What is being asked>
Output every line exactly as written. Leave out pictures.

----

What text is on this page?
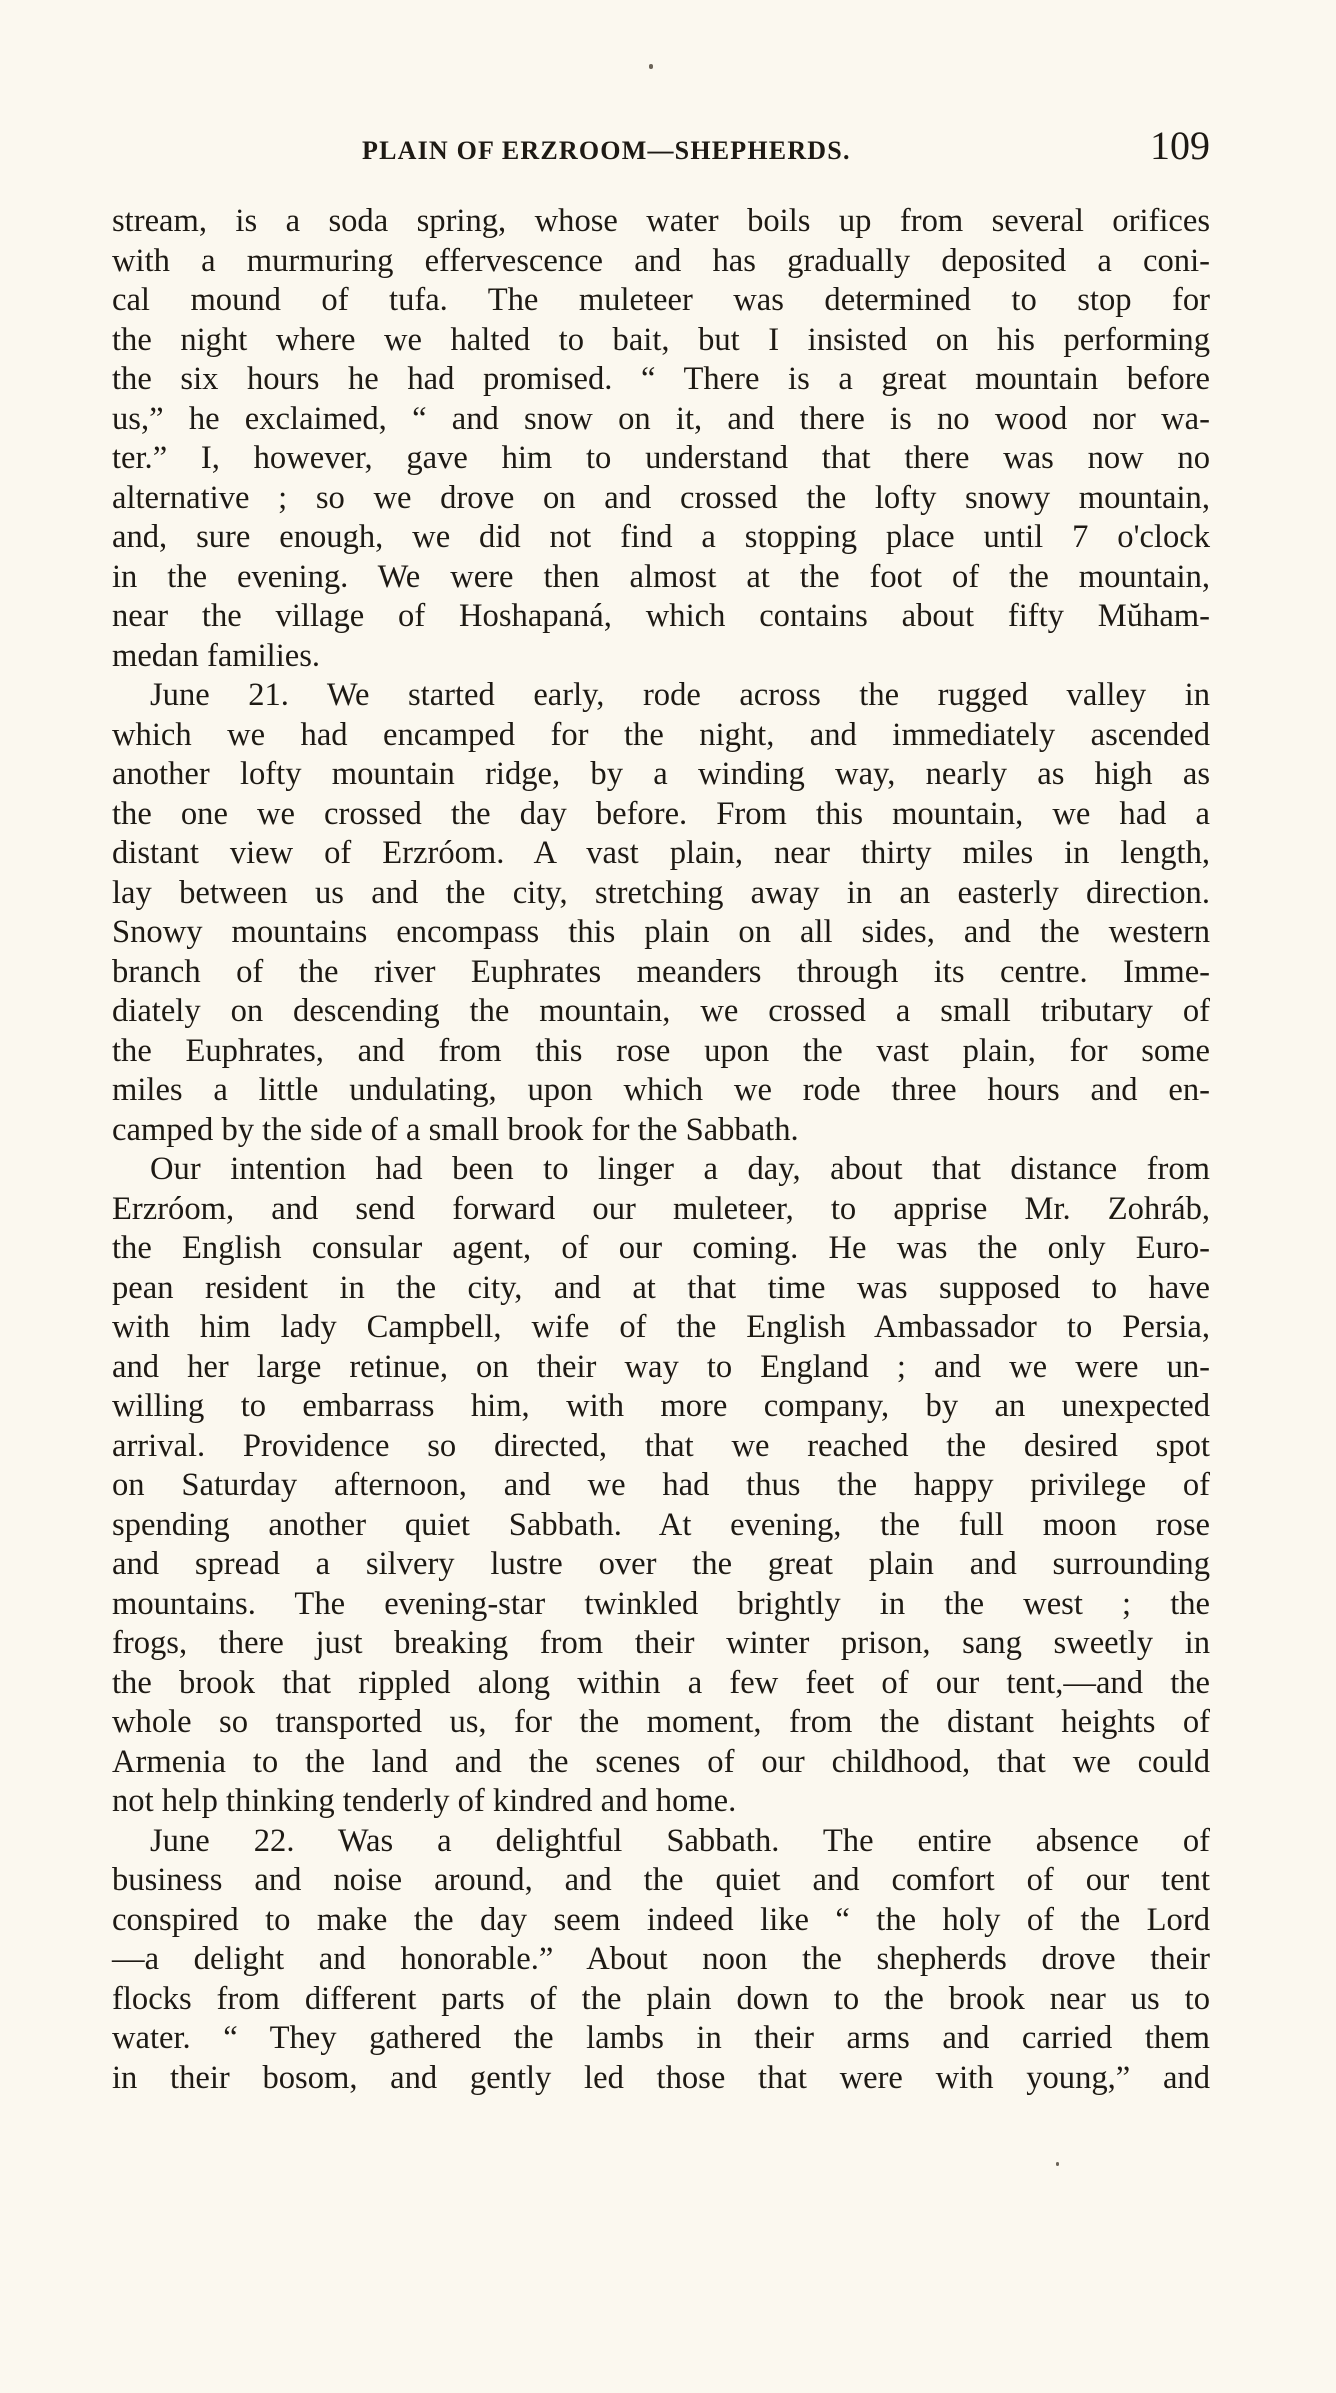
PLAIN OF ERZROOM—SHEPHERDS.	109
stream, is a soda spring, whose water boils up from several orifices
with a murmuring effervescence and has gradually deposited a coni-
cal mound of tufa. The muleteer was determined to stop for
the night where we halted to bait, but I insisted on his performing
the six hours he had promised. “ There is a great mountain before
us,” he exclaimed, “ and snow on it, and there is no wood nor wa-
ter.” I, however, gave him to understand that there was now no
alternative ; so we drove on and crossed the lofty snowy mountain,
and, sure enough, we did not find a stopping place until 7 o'clock
in the evening. We were then almost at the foot of the mountain,
near the village of Hoshapaná, which contains about fifty Mŭham-
medan families.
June 21. We started early, rode across the rugged valley in
which we had encamped for the night, and immediately ascended
another lofty mountain ridge, by a winding way, nearly as high as
the one we crossed the day before. From this mountain, we had a
distant view of Erzróom. A vast plain, near thirty miles in length,
lay between us and the city, stretching away in an easterly direction.
Snowy mountains encompass this plain on all sides, and the western
branch of the river Euphrates meanders through its centre. Imme-
diately on descending the mountain, we crossed a small tributary of
the Euphrates, and from this rose upon the vast plain, for some
miles a little undulating, upon which we rode three hours and en-
camped by the side of a small brook for the Sabbath.
Our intention had been to linger a day, about that distance from
Erzróom, and send forward our muleteer, to apprise Mr. Zohráb,
the English consular agent, of our coming. He was the only Euro-
pean resident in the city, and at that time was supposed to have
with him lady Campbell, wife of the English Ambassador to Persia,
and her large retinue, on their way to England ; and we were un-
willing to embarrass him, with more company, by an unexpected
arrival. Providence so directed, that we reached the desired spot
on Saturday afternoon, and we had thus the happy privilege of
spending another quiet Sabbath. At evening, the full moon rose
and spread a silvery lustre over the great plain and surrounding
mountains. The evening-star twinkled brightly in the west ; the
frogs, there just breaking from their winter prison, sang sweetly in
the brook that rippled along within a few feet of our tent,—and the
whole so transported us, for the moment, from the distant heights of
Armenia to the land and the scenes of our childhood, that we could
not help thinking tenderly of kindred and home.
June 22. Was a delightful Sabbath. The entire absence of
business and noise around, and the quiet and comfort of our tent
conspired to make the day seem indeed like “ the holy of the Lord
—a delight and honorable.” About noon the shepherds drove their
flocks from different parts of the plain down to the brook near us to
water. “ They gathered the lambs in their arms and carried them
in their bosom, and gently led those that were with young,” and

----

Expected answer>
What text is on this page?
PLAIN OF ERZROOM—SHEPHERDS.	109
stream, is a soda spring, whose water boils up from several orifices
with a murmuring effervescence and has gradually deposited a coni-
cal mound of tufa. The muleteer was determined to stop for
the night where we halted to bait, but I insisted on his performing
the six hours he had promised. “ There is a great mountain before
us,” he exclaimed, “ and snow on it, and there is no wood nor wa-
ter.” I, however, gave him to understand that there was now no
alternative ; so we drove on and crossed the lofty snowy mountain,
and, sure enough, we did not find a stopping place until 7 o'clock
in the evening. We were then almost at the foot of the mountain,
near the village of Hoshapaná, which contains about fifty Mŭham-
medan families.
June 21. We started early, rode across the rugged valley in
which we had encamped for the night, and immediately ascended
another lofty mountain ridge, by a winding way, nearly as high as
the one we crossed the day before. From this mountain, we had a
distant view of Erzróom. A vast plain, near thirty miles in length,
lay between us and the city, stretching away in an easterly direction.
Snowy mountains encompass this plain on all sides, and the western
branch of the river Euphrates meanders through its centre. Imme-
diately on descending the mountain, we crossed a small tributary of
the Euphrates, and from this rose upon the vast plain, for some
miles a little undulating, upon which we rode three hours and en-
camped by the side of a small brook for the Sabbath.
Our intention had been to linger a day, about that distance from
Erzróom, and send forward our muleteer, to apprise Mr. Zohráb,
the English consular agent, of our coming. He was the only Euro-
pean resident in the city, and at that time was supposed to have
with him lady Campbell, wife of the English Ambassador to Persia,
and her large retinue, on their way to England ; and we were un-
willing to embarrass him, with more company, by an unexpected
arrival. Providence so directed, that we reached the desired spot
on Saturday afternoon, and we had thus the happy privilege of
spending another quiet Sabbath. At evening, the full moon rose
and spread a silvery lustre over the great plain and surrounding
mountains. The evening-star twinkled brightly in the west ; the
frogs, there just breaking from their winter prison, sang sweetly in
the brook that rippled along within a few feet of our tent,—and the
whole so transported us, for the moment, from the distant heights of
Armenia to the land and the scenes of our childhood, that we could
not help thinking tenderly of kindred and home.
June 22. Was a delightful Sabbath. The entire absence of
business and noise around, and the quiet and comfort of our tent
conspired to make the day seem indeed like “ the holy of the Lord
—a delight and honorable.” About noon the shepherds drove their
flocks from different parts of the plain down to the brook near us to
water. “ They gathered the lambs in their arms and carried them
in their bosom, and gently led those that were with young,” and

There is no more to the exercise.